== MATERIALS PROVIDED ==

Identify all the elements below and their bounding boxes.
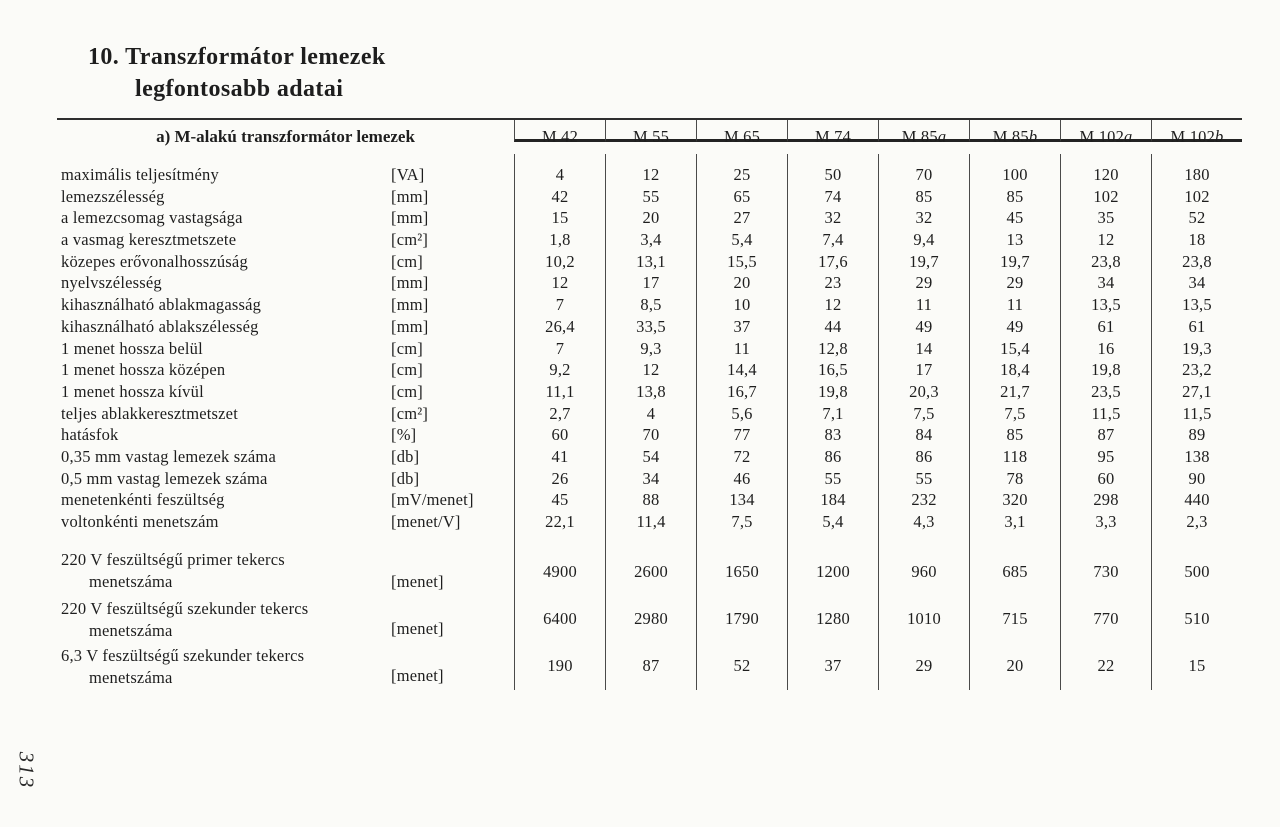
cell-value: 25 [696, 154, 787, 186]
row-unit: [VA] [391, 165, 425, 184]
cell-value: 11 [969, 294, 1060, 316]
table-body [57, 154, 1242, 690]
row-label [57, 316, 389, 338]
cell-value: 2,3 [1151, 511, 1242, 533]
cell-value: 960 [878, 533, 969, 596]
cell-value: 2980 [605, 596, 696, 643]
cell-value: 70 [605, 424, 696, 446]
row-unit: [menet] [391, 571, 444, 591]
cell-value: 510 [1151, 596, 1242, 643]
cell-value: 45 [969, 207, 1060, 229]
cell-value: 1650 [696, 533, 787, 596]
cell-value: 7 [514, 294, 605, 316]
table-row [57, 229, 1242, 251]
row-label-line1: 1 menet hossza kívül [61, 381, 204, 401]
row-label [57, 446, 389, 468]
table-row [57, 186, 1242, 208]
cell-value: 45 [514, 489, 605, 511]
cell-value: 17 [878, 359, 969, 381]
cell-value: 52 [696, 643, 787, 690]
cell-value: 26,4 [514, 316, 605, 338]
cell-value: 23 [787, 272, 878, 294]
table-row [57, 381, 1242, 403]
cell-value: 730 [1060, 533, 1151, 596]
transformer-lamination-table [57, 118, 1242, 690]
row-label [57, 251, 389, 273]
cell-value: 4 [514, 154, 605, 186]
cell-value: 50 [787, 154, 878, 186]
cell-value: 17,6 [787, 251, 878, 273]
cell-value: 49 [969, 316, 1060, 338]
row-unit: [mm] [391, 186, 429, 206]
cell-value: 4 [605, 403, 696, 425]
cell-value: 16,7 [696, 381, 787, 403]
row-unit: [db] [391, 446, 420, 466]
column-header-m-102a [1060, 120, 1151, 146]
cell-value: 23,2 [1151, 359, 1242, 381]
cell-value: 44 [787, 316, 878, 338]
cell-value: 4,3 [878, 511, 969, 533]
column-header-text: M 65 [723, 127, 761, 146]
cell-value: 5,4 [787, 511, 878, 533]
cell-value: 232 [878, 489, 969, 511]
cell-value: 2600 [605, 533, 696, 596]
cell-value: 27 [696, 207, 787, 229]
cell-value: 180 [1151, 154, 1242, 186]
cell-value: 320 [969, 489, 1060, 511]
cell-value: 34 [1151, 272, 1242, 294]
cell-value: 42 [514, 186, 605, 208]
cell-value: 190 [514, 643, 605, 690]
column-header-m-74 [787, 120, 878, 146]
table-row [57, 424, 1242, 446]
cell-value: 715 [969, 596, 1060, 643]
table-row [57, 251, 1242, 273]
row-label [57, 643, 389, 690]
cell-value: 13,1 [605, 251, 696, 273]
row-unit: [cm²] [391, 403, 429, 423]
cell-value: 18 [1151, 229, 1242, 251]
row-label-line2: menetszáma [89, 667, 173, 687]
cell-value: 100 [969, 154, 1060, 186]
cell-value: 55 [878, 468, 969, 490]
cell-value: 46 [696, 468, 787, 490]
column-header-m-85b [969, 120, 1060, 146]
column-header-m-42 [514, 120, 605, 146]
cell-value: 4900 [514, 533, 605, 596]
cell-value: 6400 [514, 596, 605, 643]
cell-value: 34 [1060, 272, 1151, 294]
column-header-m-65 [696, 120, 787, 146]
cell-value: 11 [878, 294, 969, 316]
cell-value: 85 [969, 424, 1060, 446]
table-row [57, 316, 1242, 338]
column-header-text: M 102 [1079, 127, 1125, 146]
cell-value: 55 [787, 468, 878, 490]
row-label [57, 596, 389, 643]
table-header-row [57, 120, 1242, 154]
cell-value: 20 [696, 272, 787, 294]
cell-value: 23,8 [1151, 251, 1242, 273]
column-header-m-85a [878, 120, 969, 146]
cell-value: 18,4 [969, 359, 1060, 381]
cell-value: 1,8 [514, 229, 605, 251]
row-label-line1: 220 V feszültségű szekunder tekercs [61, 598, 309, 618]
cell-value: 12 [605, 154, 696, 186]
cell-value: 60 [514, 424, 605, 446]
cell-value: 14,4 [696, 359, 787, 381]
row-label-line1: a lemezcsomag vastagsága [61, 208, 243, 228]
cell-value: 9,3 [605, 338, 696, 360]
cell-value: 12,8 [787, 338, 878, 360]
cell-value: 87 [1060, 424, 1151, 446]
cell-value: 15,5 [696, 251, 787, 273]
column-header-text: M 85 [992, 127, 1029, 146]
cell-value: 89 [1151, 424, 1242, 446]
cell-value: 90 [1151, 468, 1242, 490]
cell-value: 11,4 [605, 511, 696, 533]
row-unit: [cm] [391, 381, 423, 401]
table-row [57, 468, 1242, 490]
cell-value: 685 [969, 533, 1060, 596]
row-label-line1: 6,3 V feszültségű szekunder tekercs [61, 645, 305, 665]
cell-value: 500 [1151, 533, 1242, 596]
cell-value: 120 [1060, 154, 1151, 186]
cell-value: 86 [878, 446, 969, 468]
cell-value: 32 [878, 207, 969, 229]
cell-value: 23,5 [1060, 381, 1151, 403]
cell-value: 7 [514, 338, 605, 360]
row-label-line1: hatásfok [61, 425, 119, 445]
cell-value: 9,4 [878, 229, 969, 251]
cell-value: 7,1 [787, 403, 878, 425]
row-unit: [menet/V] [391, 512, 461, 531]
table-row [57, 338, 1242, 360]
column-header-text: M 102 [1170, 127, 1216, 146]
cell-value: 13,5 [1060, 294, 1151, 316]
row-unit: [mm] [391, 273, 429, 293]
table-section-header: a) M-alakú transzformátor lemezek [156, 127, 415, 146]
cell-value: 32 [787, 207, 878, 229]
row-label [57, 207, 389, 229]
cell-value: 15 [514, 207, 605, 229]
table-row [57, 446, 1242, 468]
row-label [57, 381, 389, 403]
table-row [57, 359, 1242, 381]
cell-value: 52 [1151, 207, 1242, 229]
row-unit: [cm] [391, 360, 423, 380]
cell-value: 22,1 [514, 511, 605, 533]
column-header-text: M 42 [541, 127, 579, 146]
row-label [57, 272, 389, 294]
cell-value: 77 [696, 424, 787, 446]
column-header-text: M 74 [814, 127, 852, 146]
row-label [57, 154, 389, 186]
table-row [57, 207, 1242, 229]
cell-value: 138 [1151, 446, 1242, 468]
row-unit: [cm] [391, 251, 423, 271]
cell-value: 13 [969, 229, 1060, 251]
row-label [57, 403, 389, 425]
cell-value: 83 [787, 424, 878, 446]
row-label [57, 489, 389, 511]
table-row [57, 294, 1242, 316]
cell-value: 134 [696, 489, 787, 511]
cell-value: 85 [878, 186, 969, 208]
table-row [57, 596, 1242, 643]
cell-value: 102 [1060, 186, 1151, 208]
cell-value: 12 [514, 272, 605, 294]
cell-value: 87 [605, 643, 696, 690]
cell-value: 118 [969, 446, 1060, 468]
cell-value: 27,1 [1151, 381, 1242, 403]
cell-value: 11,5 [1060, 403, 1151, 425]
cell-value: 8,5 [605, 294, 696, 316]
cell-value: 78 [969, 468, 1060, 490]
table-row [57, 272, 1242, 294]
cell-value: 29 [878, 643, 969, 690]
cell-value: 15 [1151, 643, 1242, 690]
row-label-line2: menetszáma [89, 620, 173, 640]
table-row [57, 489, 1242, 511]
cell-value: 11,1 [514, 381, 605, 403]
cell-value: 20 [969, 643, 1060, 690]
cell-value: 21,7 [969, 381, 1060, 403]
row-unit: [mm] [391, 295, 429, 315]
page-title [88, 42, 386, 105]
column-header-text: M 85 [901, 127, 938, 146]
cell-value: 19,7 [969, 251, 1060, 273]
row-unit: [cm] [391, 338, 423, 358]
cell-value: 102 [1151, 186, 1242, 208]
cell-value: 7,5 [878, 403, 969, 425]
row-label-line1: kihasználható ablakmagasság [61, 295, 262, 315]
cell-value: 7,5 [969, 403, 1060, 425]
column-header-suffix: b [1215, 127, 1224, 146]
column-header-m-102b [1151, 120, 1242, 146]
row-label-line1: a vasmag keresztmetszete [61, 230, 237, 250]
cell-value: 2,7 [514, 403, 605, 425]
page-number: 313 [14, 751, 39, 790]
cell-value: 1010 [878, 596, 969, 643]
cell-value: 14 [878, 338, 969, 360]
cell-value: 440 [1151, 489, 1242, 511]
cell-value: 5,4 [696, 229, 787, 251]
row-unit: [mm] [391, 208, 429, 228]
cell-value: 74 [787, 186, 878, 208]
table-row [57, 643, 1242, 690]
row-unit: [menet] [391, 665, 444, 685]
cell-value: 12 [787, 294, 878, 316]
row-unit: [mV/menet] [391, 490, 474, 510]
cell-value: 13,5 [1151, 294, 1242, 316]
cell-value: 20,3 [878, 381, 969, 403]
cell-value: 16 [1060, 338, 1151, 360]
cell-value: 61 [1060, 316, 1151, 338]
cell-value: 65 [696, 186, 787, 208]
cell-value: 10,2 [514, 251, 605, 273]
cell-value: 54 [605, 446, 696, 468]
row-label [57, 186, 389, 208]
cell-value: 61 [1151, 316, 1242, 338]
cell-value: 23,8 [1060, 251, 1151, 273]
cell-value: 12 [605, 359, 696, 381]
cell-value: 15,4 [969, 338, 1060, 360]
cell-value: 29 [969, 272, 1060, 294]
cell-value: 19,7 [878, 251, 969, 273]
row-label-line1: 1 menet hossza középen [61, 360, 226, 380]
row-label [57, 533, 389, 596]
cell-value: 5,6 [696, 403, 787, 425]
cell-value: 1280 [787, 596, 878, 643]
column-header-text: M 55 [632, 127, 670, 146]
cell-value: 1790 [696, 596, 787, 643]
cell-value: 184 [787, 489, 878, 511]
row-label [57, 468, 389, 490]
table-row [57, 533, 1242, 596]
row-label-line1: közepes erővonalhosszúság [61, 251, 248, 271]
cell-value: 10 [696, 294, 787, 316]
cell-value: 1200 [787, 533, 878, 596]
row-label-line1: maximális teljesítmény [61, 165, 219, 184]
cell-value: 3,4 [605, 229, 696, 251]
cell-value: 26 [514, 468, 605, 490]
row-label-line1: menetenkénti feszültség [61, 490, 225, 510]
cell-value: 85 [969, 186, 1060, 208]
cell-value: 3,3 [1060, 511, 1151, 533]
row-label [57, 229, 389, 251]
table-row [57, 511, 1242, 533]
row-label-line1: 0,5 mm vastag lemezek száma [61, 468, 268, 488]
cell-value: 3,1 [969, 511, 1060, 533]
table-row [57, 154, 1242, 186]
cell-value: 55 [605, 186, 696, 208]
cell-value: 33,5 [605, 316, 696, 338]
cell-value: 84 [878, 424, 969, 446]
column-header-m-55 [605, 120, 696, 146]
cell-value: 41 [514, 446, 605, 468]
row-label-line1: 0,35 mm vastag lemezek száma [61, 446, 276, 466]
column-header-suffix: a [937, 127, 947, 146]
cell-value: 37 [787, 643, 878, 690]
row-label-line1: 220 V feszültségű primer tekercs [61, 549, 285, 569]
cell-value: 16,5 [787, 359, 878, 381]
cell-value: 19,8 [787, 381, 878, 403]
row-label-line1: 1 menet hossza belül [61, 338, 203, 358]
cell-value: 770 [1060, 596, 1151, 643]
cell-value: 298 [1060, 489, 1151, 511]
row-label-line1: kihasználható ablakszélesség [61, 316, 259, 336]
cell-value: 34 [605, 468, 696, 490]
cell-value: 86 [787, 446, 878, 468]
cell-value: 60 [1060, 468, 1151, 490]
row-label [57, 424, 389, 446]
cell-value: 12 [1060, 229, 1151, 251]
cell-value: 19,3 [1151, 338, 1242, 360]
cell-value: 88 [605, 489, 696, 511]
row-label [57, 359, 389, 381]
cell-value: 22 [1060, 643, 1151, 690]
row-label-line1: nyelvszélesség [61, 273, 162, 293]
cell-value: 11,5 [1151, 403, 1242, 425]
row-label [57, 294, 389, 316]
row-label-line1: lemezszélesség [61, 186, 165, 206]
cell-value: 13,8 [605, 381, 696, 403]
row-label [57, 511, 389, 533]
row-unit: [mm] [391, 316, 429, 336]
row-label-line1: voltonkénti menetszám [61, 512, 219, 531]
cell-value: 49 [878, 316, 969, 338]
cell-value: 35 [1060, 207, 1151, 229]
page-title-line2: legfontosabb adatai [135, 75, 344, 102]
row-unit: [menet] [391, 618, 444, 638]
row-unit: [db] [391, 468, 420, 488]
cell-value: 95 [1060, 446, 1151, 468]
cell-value: 37 [696, 316, 787, 338]
table-row [57, 403, 1242, 425]
row-unit: [cm²] [391, 230, 429, 250]
cell-value: 20 [605, 207, 696, 229]
cell-value: 19,8 [1060, 359, 1151, 381]
cell-value: 29 [878, 272, 969, 294]
row-label-line2: menetszáma [89, 571, 173, 591]
cell-value: 9,2 [514, 359, 605, 381]
row-unit: [%] [391, 425, 417, 445]
cell-value: 70 [878, 154, 969, 186]
cell-value: 7,4 [787, 229, 878, 251]
column-header-suffix: b [1028, 127, 1038, 146]
column-header-suffix: a [1124, 127, 1133, 146]
row-label [57, 338, 389, 360]
cell-value: 72 [696, 446, 787, 468]
cell-value: 11 [696, 338, 787, 360]
cell-value: 17 [605, 272, 696, 294]
cell-value: 7,5 [696, 511, 787, 533]
row-label-line1: teljes ablakkeresztmetszet [61, 403, 238, 423]
page-title-line1: 10. Transzformátor lemezek [88, 44, 386, 70]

===

▸ WHAT YOU ARE ASKED TO DO:
Extract everything from the line containing "cell-value: 25 [696, 154, 787, 186]" down to the line containing "cell-value: 26,4 [514, 316, 605, 338]", inclusive, and reproduce those lines verbatim.

▸ SOLUTION FOR THIS EXERCISE:
cell-value: 25 [696, 154, 787, 186]
row-unit: [VA] [391, 165, 425, 184]
cell-value: 11 [969, 294, 1060, 316]
table-body [57, 154, 1242, 690]
row-label [57, 316, 389, 338]
cell-value: 2,3 [1151, 511, 1242, 533]
cell-value: 960 [878, 533, 969, 596]
cell-value: 2980 [605, 596, 696, 643]
cell-value: 70 [605, 424, 696, 446]
row-unit: [menet] [391, 571, 444, 591]
cell-value: 510 [1151, 596, 1242, 643]
cell-value: 45 [969, 207, 1060, 229]
cell-value: 1650 [696, 533, 787, 596]
cell-value: 7 [514, 294, 605, 316]
table-row [57, 229, 1242, 251]
row-label-line1: 1 menet hossza kívül [61, 381, 204, 401]
row-label [57, 446, 389, 468]
table-row [57, 186, 1242, 208]
cell-value: 45 [514, 489, 605, 511]
cell-value: 17 [878, 359, 969, 381]
cell-value: 52 [696, 643, 787, 690]
cell-value: 26,4 [514, 316, 605, 338]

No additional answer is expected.